Task instructions.
Give the number of lines that include the word "Протокол", and nothing else.

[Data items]

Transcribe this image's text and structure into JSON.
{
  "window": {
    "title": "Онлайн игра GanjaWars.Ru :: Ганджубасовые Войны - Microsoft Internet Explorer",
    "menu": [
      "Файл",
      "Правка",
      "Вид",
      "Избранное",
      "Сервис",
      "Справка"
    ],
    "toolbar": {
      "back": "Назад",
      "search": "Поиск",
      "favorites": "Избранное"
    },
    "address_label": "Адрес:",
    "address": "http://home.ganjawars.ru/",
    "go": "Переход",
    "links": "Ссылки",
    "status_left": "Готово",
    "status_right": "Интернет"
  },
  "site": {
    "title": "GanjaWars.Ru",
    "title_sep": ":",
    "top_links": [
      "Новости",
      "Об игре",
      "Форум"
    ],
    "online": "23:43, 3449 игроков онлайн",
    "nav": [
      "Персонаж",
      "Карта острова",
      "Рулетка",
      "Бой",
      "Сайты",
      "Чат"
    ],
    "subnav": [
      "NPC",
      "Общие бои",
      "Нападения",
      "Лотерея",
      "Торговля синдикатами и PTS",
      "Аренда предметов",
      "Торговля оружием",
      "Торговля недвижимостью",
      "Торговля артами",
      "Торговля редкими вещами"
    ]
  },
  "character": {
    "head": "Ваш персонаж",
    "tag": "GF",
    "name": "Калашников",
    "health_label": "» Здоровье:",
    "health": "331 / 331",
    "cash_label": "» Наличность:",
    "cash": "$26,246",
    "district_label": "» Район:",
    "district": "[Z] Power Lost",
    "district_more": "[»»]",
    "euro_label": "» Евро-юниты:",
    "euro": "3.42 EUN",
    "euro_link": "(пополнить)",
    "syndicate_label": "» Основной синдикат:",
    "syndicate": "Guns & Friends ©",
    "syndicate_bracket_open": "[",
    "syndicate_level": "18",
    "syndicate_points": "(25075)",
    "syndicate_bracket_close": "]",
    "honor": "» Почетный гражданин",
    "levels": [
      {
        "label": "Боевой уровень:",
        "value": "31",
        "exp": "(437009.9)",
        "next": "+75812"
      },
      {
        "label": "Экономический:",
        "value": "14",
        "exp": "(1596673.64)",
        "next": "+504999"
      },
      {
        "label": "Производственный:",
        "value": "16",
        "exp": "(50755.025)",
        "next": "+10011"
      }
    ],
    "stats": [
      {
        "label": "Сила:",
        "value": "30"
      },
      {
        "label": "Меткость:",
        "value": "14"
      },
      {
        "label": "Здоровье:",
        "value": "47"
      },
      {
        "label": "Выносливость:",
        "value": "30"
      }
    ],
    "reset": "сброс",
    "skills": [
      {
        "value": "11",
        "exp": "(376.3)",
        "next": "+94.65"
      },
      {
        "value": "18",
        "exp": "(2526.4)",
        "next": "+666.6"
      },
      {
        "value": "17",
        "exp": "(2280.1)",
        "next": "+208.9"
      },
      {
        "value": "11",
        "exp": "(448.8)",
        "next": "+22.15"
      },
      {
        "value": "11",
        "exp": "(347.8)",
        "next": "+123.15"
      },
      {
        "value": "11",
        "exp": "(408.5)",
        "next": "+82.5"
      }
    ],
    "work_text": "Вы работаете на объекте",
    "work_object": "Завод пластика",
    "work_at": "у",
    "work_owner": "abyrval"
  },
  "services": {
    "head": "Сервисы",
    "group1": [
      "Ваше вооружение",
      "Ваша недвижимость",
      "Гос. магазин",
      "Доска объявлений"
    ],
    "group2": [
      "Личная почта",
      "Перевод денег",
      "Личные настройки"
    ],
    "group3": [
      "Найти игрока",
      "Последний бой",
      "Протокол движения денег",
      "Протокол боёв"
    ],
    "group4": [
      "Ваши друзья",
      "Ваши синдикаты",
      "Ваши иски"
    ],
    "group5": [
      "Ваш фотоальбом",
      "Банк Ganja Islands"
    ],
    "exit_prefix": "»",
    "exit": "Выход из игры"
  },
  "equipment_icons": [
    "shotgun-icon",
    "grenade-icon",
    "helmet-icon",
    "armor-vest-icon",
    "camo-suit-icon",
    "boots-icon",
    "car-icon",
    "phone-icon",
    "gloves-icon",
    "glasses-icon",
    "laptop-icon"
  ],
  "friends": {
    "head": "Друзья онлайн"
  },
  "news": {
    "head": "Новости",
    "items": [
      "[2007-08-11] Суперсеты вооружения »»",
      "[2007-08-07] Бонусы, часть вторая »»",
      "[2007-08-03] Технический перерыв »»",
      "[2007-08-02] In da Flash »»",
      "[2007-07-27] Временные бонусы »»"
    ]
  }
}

Output for this task.
2